» **PROBLEM STATEMENT**
Look through the data for the string "Οριστικής". Copy every line where it is found.

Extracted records

++++++++

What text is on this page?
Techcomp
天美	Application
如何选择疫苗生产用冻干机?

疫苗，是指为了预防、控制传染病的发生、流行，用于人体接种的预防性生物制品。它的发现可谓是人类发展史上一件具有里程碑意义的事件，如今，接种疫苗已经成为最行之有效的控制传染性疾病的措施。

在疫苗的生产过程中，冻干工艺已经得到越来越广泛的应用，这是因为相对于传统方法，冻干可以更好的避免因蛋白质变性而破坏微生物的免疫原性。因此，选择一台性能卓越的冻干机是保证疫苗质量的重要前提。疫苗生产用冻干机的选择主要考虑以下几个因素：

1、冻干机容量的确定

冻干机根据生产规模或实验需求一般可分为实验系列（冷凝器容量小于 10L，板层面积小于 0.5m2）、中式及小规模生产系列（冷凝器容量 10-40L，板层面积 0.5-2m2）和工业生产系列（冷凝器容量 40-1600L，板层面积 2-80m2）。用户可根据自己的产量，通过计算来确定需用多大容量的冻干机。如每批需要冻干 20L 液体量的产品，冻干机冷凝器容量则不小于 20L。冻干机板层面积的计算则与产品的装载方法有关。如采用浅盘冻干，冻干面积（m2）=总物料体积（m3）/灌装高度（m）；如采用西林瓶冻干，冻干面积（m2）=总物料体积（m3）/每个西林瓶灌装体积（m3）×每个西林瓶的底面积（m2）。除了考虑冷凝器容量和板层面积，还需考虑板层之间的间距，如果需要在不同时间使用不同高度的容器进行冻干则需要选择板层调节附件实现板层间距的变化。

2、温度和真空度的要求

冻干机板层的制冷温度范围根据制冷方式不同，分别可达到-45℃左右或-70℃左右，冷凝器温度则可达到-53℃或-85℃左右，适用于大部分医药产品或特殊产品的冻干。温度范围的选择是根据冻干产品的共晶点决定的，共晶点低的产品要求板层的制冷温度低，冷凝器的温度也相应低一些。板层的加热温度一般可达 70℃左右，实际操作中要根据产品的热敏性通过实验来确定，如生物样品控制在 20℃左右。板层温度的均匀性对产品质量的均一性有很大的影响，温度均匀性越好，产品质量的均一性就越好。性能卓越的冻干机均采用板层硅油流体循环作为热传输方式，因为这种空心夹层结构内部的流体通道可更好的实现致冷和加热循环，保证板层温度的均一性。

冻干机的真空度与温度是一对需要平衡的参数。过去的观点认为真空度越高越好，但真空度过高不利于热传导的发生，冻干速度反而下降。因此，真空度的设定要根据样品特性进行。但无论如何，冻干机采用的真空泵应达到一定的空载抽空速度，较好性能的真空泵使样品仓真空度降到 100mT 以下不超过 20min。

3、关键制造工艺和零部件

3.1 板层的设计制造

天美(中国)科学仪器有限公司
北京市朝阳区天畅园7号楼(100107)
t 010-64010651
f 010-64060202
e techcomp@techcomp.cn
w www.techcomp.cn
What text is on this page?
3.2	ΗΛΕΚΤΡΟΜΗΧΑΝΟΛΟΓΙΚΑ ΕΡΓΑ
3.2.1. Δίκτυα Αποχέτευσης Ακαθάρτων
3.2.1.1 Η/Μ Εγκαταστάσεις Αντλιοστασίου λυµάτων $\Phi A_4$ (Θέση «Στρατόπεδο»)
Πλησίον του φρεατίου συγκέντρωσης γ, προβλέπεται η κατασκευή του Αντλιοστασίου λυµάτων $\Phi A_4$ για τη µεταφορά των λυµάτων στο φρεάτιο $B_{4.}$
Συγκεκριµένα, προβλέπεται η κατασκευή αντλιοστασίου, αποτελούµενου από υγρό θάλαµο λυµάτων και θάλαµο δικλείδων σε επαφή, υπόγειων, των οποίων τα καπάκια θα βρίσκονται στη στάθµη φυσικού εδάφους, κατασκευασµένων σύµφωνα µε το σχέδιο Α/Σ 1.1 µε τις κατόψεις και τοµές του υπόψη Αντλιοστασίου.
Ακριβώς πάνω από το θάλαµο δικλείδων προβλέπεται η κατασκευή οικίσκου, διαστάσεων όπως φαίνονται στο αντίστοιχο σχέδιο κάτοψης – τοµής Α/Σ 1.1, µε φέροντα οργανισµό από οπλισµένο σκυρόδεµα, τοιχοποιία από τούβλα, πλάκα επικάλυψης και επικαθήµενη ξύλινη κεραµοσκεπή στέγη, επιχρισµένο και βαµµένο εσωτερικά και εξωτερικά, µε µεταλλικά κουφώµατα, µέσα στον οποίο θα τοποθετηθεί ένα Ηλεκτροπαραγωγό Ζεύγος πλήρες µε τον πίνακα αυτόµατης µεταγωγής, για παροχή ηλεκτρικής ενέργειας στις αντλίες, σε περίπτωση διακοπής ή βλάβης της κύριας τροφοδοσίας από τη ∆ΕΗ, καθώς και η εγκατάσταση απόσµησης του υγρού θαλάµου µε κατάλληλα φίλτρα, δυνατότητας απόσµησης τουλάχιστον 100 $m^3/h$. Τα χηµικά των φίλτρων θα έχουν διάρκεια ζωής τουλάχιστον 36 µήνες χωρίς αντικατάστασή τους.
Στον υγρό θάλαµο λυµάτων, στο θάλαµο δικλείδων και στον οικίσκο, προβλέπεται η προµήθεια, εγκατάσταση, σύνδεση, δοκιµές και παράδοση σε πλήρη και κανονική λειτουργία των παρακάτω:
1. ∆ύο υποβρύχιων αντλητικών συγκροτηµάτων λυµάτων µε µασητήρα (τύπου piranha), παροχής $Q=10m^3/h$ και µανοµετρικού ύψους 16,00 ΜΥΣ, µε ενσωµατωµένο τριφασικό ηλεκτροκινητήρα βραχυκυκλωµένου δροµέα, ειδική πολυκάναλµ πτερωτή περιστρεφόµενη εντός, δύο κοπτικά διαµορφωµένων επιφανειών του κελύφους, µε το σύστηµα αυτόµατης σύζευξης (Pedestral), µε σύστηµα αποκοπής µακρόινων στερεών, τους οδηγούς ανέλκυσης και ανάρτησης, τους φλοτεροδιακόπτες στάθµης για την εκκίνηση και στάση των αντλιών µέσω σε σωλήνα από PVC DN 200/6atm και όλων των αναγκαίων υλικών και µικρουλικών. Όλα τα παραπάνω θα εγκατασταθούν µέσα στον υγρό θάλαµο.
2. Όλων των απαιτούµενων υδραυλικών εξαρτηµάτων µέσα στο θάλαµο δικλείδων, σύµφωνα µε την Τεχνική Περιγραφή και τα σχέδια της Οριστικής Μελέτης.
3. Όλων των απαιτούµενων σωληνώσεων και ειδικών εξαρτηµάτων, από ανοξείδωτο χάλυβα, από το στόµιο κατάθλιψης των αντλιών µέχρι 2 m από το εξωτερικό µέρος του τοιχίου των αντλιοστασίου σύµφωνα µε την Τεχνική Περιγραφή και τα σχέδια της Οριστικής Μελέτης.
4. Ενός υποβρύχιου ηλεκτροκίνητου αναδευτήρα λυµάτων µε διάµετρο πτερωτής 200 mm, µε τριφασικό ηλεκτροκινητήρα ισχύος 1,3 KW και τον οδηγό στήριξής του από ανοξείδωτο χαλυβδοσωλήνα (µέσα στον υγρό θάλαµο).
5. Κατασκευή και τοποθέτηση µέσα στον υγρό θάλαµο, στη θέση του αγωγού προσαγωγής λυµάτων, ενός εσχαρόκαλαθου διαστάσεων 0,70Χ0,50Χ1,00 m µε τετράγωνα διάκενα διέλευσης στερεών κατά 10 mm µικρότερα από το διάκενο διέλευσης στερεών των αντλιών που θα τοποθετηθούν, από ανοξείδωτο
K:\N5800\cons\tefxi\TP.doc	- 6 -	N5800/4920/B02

++++++++

» **RESPONSE FOR THIS EXERCISE**
2. Όλων των απαιτούµενων υδραυλικών εξαρτηµάτων µέσα στο θάλαµο δικλείδων, σύµφωνα µε την Τεχνική Περιγραφή και τα σχέδια της Οριστικής Μελέτης.
3. Όλων των απαιτούµενων σωληνώσεων και ειδικών εξαρτηµάτων, από ανοξείδωτο χάλυβα, από το στόµιο κατάθλιψης των αντλιών µέχρι 2 m από το εξωτερικό µέρος του τοιχίου των αντλιοστασίου σύµφωνα µε την Τεχνική Περιγραφή και τα σχέδια της Οριστικής Μελέτης.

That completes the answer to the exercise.